[Exercise inputs start]
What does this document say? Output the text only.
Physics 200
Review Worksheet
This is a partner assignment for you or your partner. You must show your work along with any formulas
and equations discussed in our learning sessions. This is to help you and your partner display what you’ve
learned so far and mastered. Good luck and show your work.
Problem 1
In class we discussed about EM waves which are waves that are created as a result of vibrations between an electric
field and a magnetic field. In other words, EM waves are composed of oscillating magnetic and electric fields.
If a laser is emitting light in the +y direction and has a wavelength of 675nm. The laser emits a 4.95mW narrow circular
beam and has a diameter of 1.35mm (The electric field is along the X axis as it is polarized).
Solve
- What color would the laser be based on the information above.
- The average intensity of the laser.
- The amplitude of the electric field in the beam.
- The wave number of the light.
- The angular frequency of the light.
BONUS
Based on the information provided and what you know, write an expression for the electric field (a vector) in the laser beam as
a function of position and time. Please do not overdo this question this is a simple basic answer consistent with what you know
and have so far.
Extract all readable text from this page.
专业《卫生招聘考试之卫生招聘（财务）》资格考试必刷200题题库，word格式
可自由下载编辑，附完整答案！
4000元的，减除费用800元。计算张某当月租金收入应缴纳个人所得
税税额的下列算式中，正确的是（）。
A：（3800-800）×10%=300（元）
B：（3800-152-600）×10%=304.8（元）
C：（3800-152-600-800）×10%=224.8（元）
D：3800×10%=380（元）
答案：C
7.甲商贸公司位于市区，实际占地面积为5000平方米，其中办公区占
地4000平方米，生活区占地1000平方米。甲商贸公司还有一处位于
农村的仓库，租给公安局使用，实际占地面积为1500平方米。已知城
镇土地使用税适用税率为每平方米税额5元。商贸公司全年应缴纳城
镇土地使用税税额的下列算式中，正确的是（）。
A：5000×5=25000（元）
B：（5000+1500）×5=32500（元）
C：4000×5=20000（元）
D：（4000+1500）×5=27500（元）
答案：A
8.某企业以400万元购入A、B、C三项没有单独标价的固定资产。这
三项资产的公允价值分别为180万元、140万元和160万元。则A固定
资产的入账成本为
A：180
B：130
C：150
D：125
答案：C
[Exercise inputs end]
[Exercise inputs start]
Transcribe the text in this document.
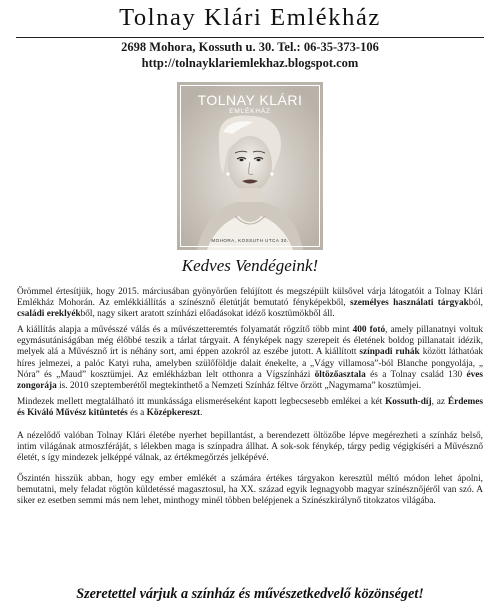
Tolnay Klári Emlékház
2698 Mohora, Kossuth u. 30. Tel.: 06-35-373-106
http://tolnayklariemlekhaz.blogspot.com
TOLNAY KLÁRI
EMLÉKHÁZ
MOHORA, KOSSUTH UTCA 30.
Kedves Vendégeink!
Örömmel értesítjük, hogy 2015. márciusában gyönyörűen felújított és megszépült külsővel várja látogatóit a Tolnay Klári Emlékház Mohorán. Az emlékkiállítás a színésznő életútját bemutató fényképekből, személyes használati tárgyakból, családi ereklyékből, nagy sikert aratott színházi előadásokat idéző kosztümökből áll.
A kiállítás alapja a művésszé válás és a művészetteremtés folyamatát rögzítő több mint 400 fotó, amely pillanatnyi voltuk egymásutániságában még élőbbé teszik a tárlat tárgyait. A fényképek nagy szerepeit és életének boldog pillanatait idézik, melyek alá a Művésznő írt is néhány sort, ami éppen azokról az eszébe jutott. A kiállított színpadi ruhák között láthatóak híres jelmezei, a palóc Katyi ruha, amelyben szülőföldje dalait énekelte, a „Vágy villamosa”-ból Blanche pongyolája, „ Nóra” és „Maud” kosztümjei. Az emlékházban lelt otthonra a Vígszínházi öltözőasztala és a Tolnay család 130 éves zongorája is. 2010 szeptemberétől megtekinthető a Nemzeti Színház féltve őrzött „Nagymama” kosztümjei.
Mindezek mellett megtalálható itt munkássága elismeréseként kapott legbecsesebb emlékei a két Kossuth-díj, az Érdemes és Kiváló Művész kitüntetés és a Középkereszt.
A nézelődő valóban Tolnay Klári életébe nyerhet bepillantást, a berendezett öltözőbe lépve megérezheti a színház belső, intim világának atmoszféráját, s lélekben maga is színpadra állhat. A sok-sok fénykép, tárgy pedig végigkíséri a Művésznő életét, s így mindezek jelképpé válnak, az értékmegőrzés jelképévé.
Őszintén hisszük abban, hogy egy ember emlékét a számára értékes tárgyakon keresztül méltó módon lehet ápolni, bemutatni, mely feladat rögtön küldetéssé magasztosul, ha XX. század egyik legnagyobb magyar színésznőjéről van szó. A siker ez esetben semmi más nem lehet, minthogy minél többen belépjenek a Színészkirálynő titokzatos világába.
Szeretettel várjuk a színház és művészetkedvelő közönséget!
[Exercise inputs end]
[Exercise inputs start]
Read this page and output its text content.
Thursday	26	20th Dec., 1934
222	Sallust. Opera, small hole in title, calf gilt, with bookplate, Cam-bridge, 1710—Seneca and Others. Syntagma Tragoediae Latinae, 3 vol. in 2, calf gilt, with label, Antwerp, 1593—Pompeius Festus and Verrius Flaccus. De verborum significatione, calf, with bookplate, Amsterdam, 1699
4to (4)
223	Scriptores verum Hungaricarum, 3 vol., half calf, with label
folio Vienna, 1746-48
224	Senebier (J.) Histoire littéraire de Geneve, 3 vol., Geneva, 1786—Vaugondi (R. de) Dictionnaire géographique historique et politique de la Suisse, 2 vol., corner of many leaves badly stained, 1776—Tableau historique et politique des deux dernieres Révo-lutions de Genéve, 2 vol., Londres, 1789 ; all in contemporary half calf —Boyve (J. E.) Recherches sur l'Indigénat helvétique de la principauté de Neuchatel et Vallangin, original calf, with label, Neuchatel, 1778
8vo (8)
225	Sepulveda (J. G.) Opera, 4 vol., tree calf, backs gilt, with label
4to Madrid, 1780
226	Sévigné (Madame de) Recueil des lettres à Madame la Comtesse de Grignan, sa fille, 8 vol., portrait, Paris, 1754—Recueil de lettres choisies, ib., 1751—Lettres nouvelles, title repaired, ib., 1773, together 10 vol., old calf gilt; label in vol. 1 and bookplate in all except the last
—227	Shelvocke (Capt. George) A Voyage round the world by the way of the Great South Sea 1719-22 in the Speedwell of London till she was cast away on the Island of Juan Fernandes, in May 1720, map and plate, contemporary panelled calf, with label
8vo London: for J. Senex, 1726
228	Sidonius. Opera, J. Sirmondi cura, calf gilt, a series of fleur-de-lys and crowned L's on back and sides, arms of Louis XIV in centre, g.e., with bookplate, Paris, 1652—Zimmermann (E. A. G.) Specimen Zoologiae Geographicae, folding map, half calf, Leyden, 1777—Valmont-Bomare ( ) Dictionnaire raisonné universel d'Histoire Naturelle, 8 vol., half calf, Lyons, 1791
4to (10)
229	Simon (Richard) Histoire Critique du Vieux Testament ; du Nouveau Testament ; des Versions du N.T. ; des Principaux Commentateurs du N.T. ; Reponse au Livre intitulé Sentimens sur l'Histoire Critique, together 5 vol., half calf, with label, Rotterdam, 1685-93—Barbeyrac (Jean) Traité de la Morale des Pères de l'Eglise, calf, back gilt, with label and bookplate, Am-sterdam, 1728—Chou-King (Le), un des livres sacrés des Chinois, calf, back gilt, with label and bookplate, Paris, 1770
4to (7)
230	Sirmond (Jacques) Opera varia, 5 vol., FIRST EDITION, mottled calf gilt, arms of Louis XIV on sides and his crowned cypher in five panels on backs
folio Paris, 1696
[Exercise inputs end]
Requirements. Count each line with "electric" in it and report that figure by itself.

Worked solution. 5